* Tarefa proposta 1 *
Enumere todas as disposições legais citadas no texto sobre a recusa da requerente.

++++++++

V – Com efeito, não foi, nem poderia ser, por mero capricho ou vontade de desobedecer, nem tão pouco de entorpecer o andamento do processo, que a requerente não deu cumprimento à solicitação formulada pelo Ministério Público, mas tão só por estar convicta de que o fornecimento da informação solicitada constituiria uma violação do dever de sigilo das comunicações eletrónicas a que está vinculada e, consequentemente, um comportamento ilícito.

VI - Efetivamente, a ora requerente, ao atuar desta forma, fê-lo por estar convencida da licitude da sua conduta, agiu conforme a Lei e, de modo algum, pretendia, com tal atuação, violar o dever de cooperação a que se encontra adstrita, nem tão pouco inviabilizar o bom andamento do processo.

VII - Tal era a sua convicção de que estava a atuar conforme o ordenamento jurídico, que, ao ser notificada do despacho que julgou ilegítima a recusa, de imediato, juntou aos autos a informação requerida pelo Ministério Público.

VIII - Donde se conclui que a conduta adotada pela requerente (fundamento da condenação aplicada) não consubstancia qualquer recusa em colaborar com a justiça, nem poderá ser entendida como uma forma de impedimento que obste ao bom andamento do processo.

XIX – Por conseguinte, não deve ser passível de condenação, dado que não viola o disposto no artigo 519º do Código Processo Civil e artigo 521º do Código Processo Penal, na redação dada pelo Decreto-Lei nº 34/2008, de 26 de Fevereiro.

X – Considerando a argumentação anteriormente aduzida, afigura-se, à ora requerente, não existir suporte legal que sustente a sanção (multa) fixada, não havendo, consequentemente, lugar à aplicação da mesma. Reitera ainda que sempre esteve e continua a estar, de boa-fé, pugnando, por uma conduta consentânea com os princípios enformadores da ordem jurídica. ”.

++++++++

* Tarefa proposta 2 *
Transcreva sem alterações as linhas das entradas, começando no início das entradas e terminando na linha que contém "clue-number: 6 xyxy=(180,263,185,272)", ambas incluídas.

++++++++

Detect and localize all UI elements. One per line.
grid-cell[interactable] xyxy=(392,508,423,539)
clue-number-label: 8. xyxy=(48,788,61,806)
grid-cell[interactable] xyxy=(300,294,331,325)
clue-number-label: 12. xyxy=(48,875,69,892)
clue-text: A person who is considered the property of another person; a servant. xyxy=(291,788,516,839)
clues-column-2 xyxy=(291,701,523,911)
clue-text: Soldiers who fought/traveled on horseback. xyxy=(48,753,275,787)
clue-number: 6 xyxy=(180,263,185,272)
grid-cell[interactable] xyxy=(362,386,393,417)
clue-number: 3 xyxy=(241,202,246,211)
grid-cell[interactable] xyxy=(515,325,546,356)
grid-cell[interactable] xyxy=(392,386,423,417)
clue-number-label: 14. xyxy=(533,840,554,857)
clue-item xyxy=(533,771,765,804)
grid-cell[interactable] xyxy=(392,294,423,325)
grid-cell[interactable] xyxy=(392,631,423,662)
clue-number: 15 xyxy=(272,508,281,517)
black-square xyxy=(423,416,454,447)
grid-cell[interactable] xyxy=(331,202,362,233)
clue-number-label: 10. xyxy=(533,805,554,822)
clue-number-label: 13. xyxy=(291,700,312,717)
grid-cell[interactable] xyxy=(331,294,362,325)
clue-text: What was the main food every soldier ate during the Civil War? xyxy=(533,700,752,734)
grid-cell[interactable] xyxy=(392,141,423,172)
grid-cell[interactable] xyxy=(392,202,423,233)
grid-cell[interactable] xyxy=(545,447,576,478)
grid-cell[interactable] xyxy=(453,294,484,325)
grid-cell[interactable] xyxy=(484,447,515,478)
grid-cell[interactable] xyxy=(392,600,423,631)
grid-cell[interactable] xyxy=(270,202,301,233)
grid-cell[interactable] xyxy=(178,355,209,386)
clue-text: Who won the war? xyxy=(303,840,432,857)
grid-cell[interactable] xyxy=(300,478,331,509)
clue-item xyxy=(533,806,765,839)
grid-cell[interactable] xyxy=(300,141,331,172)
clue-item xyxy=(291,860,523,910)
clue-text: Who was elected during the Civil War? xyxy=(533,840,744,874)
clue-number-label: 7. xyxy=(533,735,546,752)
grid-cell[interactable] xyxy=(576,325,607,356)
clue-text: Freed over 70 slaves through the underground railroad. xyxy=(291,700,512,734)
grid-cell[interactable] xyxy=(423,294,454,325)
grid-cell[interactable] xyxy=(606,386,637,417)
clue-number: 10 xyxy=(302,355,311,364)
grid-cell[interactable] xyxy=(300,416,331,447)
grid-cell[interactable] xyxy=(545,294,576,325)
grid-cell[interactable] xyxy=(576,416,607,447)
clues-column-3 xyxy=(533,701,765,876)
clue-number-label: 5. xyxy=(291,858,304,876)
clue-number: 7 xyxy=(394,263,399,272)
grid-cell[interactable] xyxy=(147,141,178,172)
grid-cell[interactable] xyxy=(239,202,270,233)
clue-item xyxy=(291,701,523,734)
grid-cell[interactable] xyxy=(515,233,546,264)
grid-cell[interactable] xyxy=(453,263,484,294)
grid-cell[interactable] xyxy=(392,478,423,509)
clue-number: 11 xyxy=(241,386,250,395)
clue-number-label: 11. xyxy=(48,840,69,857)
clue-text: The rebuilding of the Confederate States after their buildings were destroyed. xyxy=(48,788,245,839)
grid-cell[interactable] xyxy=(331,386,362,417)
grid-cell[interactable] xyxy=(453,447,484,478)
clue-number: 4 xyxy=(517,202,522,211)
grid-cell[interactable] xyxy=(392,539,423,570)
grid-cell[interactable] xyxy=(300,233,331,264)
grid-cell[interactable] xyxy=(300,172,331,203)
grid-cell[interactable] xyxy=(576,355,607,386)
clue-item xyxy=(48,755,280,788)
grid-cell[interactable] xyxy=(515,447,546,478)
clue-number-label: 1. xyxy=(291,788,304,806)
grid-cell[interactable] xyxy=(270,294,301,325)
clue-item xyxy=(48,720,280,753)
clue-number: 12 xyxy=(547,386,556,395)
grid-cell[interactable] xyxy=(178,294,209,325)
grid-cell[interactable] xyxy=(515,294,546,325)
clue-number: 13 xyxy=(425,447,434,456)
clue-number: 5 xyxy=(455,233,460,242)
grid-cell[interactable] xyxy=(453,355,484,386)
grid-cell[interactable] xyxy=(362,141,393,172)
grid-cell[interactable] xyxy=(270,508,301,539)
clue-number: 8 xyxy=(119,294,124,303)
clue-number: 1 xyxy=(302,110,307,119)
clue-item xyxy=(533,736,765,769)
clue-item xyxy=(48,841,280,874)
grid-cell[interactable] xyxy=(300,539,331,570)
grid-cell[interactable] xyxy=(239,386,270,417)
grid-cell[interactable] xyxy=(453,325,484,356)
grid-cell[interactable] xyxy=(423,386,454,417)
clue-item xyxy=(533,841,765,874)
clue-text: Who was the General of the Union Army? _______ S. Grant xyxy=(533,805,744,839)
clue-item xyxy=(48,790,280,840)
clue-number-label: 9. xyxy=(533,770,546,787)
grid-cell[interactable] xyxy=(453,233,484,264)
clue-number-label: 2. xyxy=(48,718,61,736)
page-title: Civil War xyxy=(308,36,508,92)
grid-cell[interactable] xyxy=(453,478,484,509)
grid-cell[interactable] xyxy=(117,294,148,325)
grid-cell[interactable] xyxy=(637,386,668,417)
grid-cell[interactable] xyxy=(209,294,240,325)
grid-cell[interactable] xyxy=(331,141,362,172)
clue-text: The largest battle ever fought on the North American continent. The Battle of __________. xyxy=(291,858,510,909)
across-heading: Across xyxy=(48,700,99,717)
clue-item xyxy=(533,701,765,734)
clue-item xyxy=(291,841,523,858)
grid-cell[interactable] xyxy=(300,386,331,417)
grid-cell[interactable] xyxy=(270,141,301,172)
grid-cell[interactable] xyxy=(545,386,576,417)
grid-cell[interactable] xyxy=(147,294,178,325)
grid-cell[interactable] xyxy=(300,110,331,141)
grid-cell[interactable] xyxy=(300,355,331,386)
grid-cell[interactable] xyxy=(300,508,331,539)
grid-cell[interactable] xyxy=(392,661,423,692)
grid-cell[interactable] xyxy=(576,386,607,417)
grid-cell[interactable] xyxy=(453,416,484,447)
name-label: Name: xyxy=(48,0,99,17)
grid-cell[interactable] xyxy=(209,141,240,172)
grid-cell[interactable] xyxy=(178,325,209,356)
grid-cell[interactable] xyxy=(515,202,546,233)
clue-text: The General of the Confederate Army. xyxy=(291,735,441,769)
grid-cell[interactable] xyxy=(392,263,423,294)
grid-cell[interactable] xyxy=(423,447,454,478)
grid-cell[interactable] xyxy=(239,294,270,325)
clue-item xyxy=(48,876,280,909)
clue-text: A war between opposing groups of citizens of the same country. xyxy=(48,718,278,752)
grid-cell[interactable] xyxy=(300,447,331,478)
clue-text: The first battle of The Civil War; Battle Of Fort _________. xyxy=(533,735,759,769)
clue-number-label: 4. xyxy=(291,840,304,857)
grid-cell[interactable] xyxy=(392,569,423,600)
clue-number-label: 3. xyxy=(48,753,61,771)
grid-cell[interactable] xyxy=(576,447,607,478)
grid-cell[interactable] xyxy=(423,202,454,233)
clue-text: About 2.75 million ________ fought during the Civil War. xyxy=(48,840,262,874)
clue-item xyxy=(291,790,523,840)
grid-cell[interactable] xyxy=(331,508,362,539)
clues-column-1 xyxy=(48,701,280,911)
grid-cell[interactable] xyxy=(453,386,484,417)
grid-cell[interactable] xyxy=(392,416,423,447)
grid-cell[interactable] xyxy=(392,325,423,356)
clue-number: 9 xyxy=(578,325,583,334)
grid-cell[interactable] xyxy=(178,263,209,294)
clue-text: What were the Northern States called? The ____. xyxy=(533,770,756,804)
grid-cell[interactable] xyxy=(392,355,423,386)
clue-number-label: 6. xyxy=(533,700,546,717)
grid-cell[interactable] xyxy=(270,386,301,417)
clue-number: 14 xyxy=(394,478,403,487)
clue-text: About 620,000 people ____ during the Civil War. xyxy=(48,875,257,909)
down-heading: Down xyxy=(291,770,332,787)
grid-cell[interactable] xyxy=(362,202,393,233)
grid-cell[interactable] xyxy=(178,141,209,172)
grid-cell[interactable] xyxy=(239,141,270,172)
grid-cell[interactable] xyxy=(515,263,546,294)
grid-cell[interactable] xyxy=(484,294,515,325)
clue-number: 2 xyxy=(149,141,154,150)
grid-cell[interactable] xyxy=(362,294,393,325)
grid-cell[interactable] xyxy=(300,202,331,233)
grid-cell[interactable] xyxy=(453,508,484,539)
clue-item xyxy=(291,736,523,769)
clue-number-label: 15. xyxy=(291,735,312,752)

++++++++

* Resposta completa 1 *
- artigo 519º do Código Processo Civil
- artigo 521º do Código Processo Penal
- Decreto-Lei nº 34/2008, de 26 de Fevereiro

* Resposta completa 2 *
Detect and localize all UI elements. One per line.
grid-cell[interactable] xyxy=(392,508,423,539)
clue-number-label: 8. xyxy=(48,788,61,806)
grid-cell[interactable] xyxy=(300,294,331,325)
clue-number-label: 12. xyxy=(48,875,69,892)
clue-text: A person who is considered the property of another person; a servant. xyxy=(291,788,516,839)
clues-column-2 xyxy=(291,701,523,911)
clue-text: Soldiers who fought/traveled on horseback. xyxy=(48,753,275,787)
clue-number: 6 xyxy=(180,263,185,272)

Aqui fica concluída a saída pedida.